(TASK ITEM) Output the data as it stands. Each line must match exactly.

(DATA UNDER STUDY)
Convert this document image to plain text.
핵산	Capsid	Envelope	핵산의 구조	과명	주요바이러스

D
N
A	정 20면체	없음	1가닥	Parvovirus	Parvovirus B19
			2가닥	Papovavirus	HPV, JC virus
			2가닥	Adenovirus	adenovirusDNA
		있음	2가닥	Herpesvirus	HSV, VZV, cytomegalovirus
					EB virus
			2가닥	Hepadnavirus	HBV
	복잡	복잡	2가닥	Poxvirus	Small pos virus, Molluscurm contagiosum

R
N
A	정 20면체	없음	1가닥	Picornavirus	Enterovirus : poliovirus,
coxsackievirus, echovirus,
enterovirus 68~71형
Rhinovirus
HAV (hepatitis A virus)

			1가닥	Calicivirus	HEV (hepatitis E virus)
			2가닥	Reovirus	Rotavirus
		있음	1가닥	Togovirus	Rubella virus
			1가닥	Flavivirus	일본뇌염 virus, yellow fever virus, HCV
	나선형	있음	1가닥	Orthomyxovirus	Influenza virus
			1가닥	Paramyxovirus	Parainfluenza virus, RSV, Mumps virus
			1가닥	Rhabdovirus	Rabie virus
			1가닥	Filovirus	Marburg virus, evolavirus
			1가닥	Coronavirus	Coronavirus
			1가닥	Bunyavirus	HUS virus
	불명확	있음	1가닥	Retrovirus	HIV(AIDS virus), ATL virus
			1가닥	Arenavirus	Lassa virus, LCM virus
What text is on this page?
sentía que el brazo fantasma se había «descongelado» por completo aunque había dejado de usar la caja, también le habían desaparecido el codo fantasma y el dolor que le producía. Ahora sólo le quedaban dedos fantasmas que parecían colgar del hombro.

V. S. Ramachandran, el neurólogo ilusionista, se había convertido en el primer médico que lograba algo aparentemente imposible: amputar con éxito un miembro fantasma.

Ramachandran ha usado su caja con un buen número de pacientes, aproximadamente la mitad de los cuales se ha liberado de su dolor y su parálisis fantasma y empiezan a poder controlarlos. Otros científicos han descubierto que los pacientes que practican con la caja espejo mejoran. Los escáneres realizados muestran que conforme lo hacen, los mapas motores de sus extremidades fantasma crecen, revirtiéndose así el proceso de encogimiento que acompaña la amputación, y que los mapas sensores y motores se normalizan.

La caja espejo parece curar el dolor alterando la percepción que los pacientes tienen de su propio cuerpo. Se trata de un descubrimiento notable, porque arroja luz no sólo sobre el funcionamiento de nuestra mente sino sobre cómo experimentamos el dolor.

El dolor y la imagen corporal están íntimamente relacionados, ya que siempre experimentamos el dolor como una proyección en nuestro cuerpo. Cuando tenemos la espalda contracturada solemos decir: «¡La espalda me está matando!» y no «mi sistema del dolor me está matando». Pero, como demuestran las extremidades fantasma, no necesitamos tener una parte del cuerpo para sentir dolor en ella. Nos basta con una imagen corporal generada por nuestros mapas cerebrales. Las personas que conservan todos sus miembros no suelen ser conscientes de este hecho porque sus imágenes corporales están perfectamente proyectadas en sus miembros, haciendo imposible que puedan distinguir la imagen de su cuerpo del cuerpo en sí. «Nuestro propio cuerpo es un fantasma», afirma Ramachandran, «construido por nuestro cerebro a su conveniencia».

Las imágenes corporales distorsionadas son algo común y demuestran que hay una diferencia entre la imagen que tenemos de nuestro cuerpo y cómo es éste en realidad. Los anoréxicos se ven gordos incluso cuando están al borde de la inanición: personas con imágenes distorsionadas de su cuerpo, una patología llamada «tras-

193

(YOUR SOLUTION)
Convert this document image to plain text.
핵산	Capsid	Envelope	핵산의 구조	과명	주요바이러스

D
N
A	정 20면체	없음	1가닥	Parvovirus	Parvovirus B19
			2가닥	Papovavirus	HPV, JC virus
			2가닥	Adenovirus	adenovirusDNA
		있음	2가닥	Herpesvirus	HSV, VZV, cytomegalovirus
					EB virus
			2가닥	Hepadnavirus	HBV
	복잡	복잡	2가닥	Poxvirus	Small pos virus, Molluscurm contagiosum

R
N
A	정 20면체	없음	1가닥	Picornavirus	Enterovirus : poliovirus,
coxsackievirus, echovirus,
enterovirus 68~71형
Rhinovirus
HAV (hepatitis A virus)

			1가닥	Calicivirus	HEV (hepatitis E virus)
			2가닥	Reovirus	Rotavirus
		있음	1가닥	Togovirus	Rubella virus
			1가닥	Flavivirus	일본뇌염 virus, yellow fever virus, HCV
	나선형	있음	1가닥	Orthomyxovirus	Influenza virus
			1가닥	Paramyxovirus	Parainfluenza virus, RSV, Mumps virus
			1가닥	Rhabdovirus	Rabie virus
			1가닥	Filovirus	Marburg virus, evolavirus
			1가닥	Coronavirus	Coronavirus
			1가닥	Bunyavirus	HUS virus
	불명확	있음	1가닥	Retrovirus	HIV(AIDS virus), ATL virus
			1가닥	Arenavirus	Lassa virus, LCM virus
What text is on this page?
sentía que el brazo fantasma se había «descongelado» por completo aunque había dejado de usar la caja, también le habían desaparecido el codo fantasma y el dolor que le producía. Ahora sólo le quedaban dedos fantasmas que parecían colgar del hombro.

V. S. Ramachandran, el neurólogo ilusionista, se había convertido en el primer médico que lograba algo aparentemente imposible: amputar con éxito un miembro fantasma.

Ramachandran ha usado su caja con un buen número de pacientes, aproximadamente la mitad de los cuales se ha liberado de su dolor y su parálisis fantasma y empiezan a poder controlarlos. Otros científicos han descubierto que los pacientes que practican con la caja espejo mejoran. Los escáneres realizados muestran que conforme lo hacen, los mapas motores de sus extremidades fantasma crecen, revirtiéndose así el proceso de encogimiento que acompaña la amputación, y que los mapas sensores y motores se normalizan.

La caja espejo parece curar el dolor alterando la percepción que los pacientes tienen de su propio cuerpo. Se trata de un descubrimiento notable, porque arroja luz no sólo sobre el funcionamiento de nuestra mente sino sobre cómo experimentamos el dolor.

El dolor y la imagen corporal están íntimamente relacionados, ya que siempre experimentamos el dolor como una proyección en nuestro cuerpo. Cuando tenemos la espalda contracturada solemos decir: «¡La espalda me está matando!» y no «mi sistema del dolor me está matando». Pero, como demuestran las extremidades fantasma, no necesitamos tener una parte del cuerpo para sentir dolor en ella. Nos basta con una imagen corporal generada por nuestros mapas cerebrales. Las personas que conservan todos sus miembros no suelen ser conscientes de este hecho porque sus imágenes corporales están perfectamente proyectadas en sus miembros, haciendo imposible que puedan distinguir la imagen de su cuerpo del cuerpo en sí. «Nuestro propio cuerpo es un fantasma», afirma Ramachandran, «construido por nuestro cerebro a su conveniencia».

Las imágenes corporales distorsionadas son algo común y demuestran que hay una diferencia entre la imagen que tenemos de nuestro cuerpo y cómo es éste en realidad. Los anoréxicos se ven gordos incluso cuando están al borde de la inanición: personas con imágenes distorsionadas de su cuerpo, una patología llamada «tras-

193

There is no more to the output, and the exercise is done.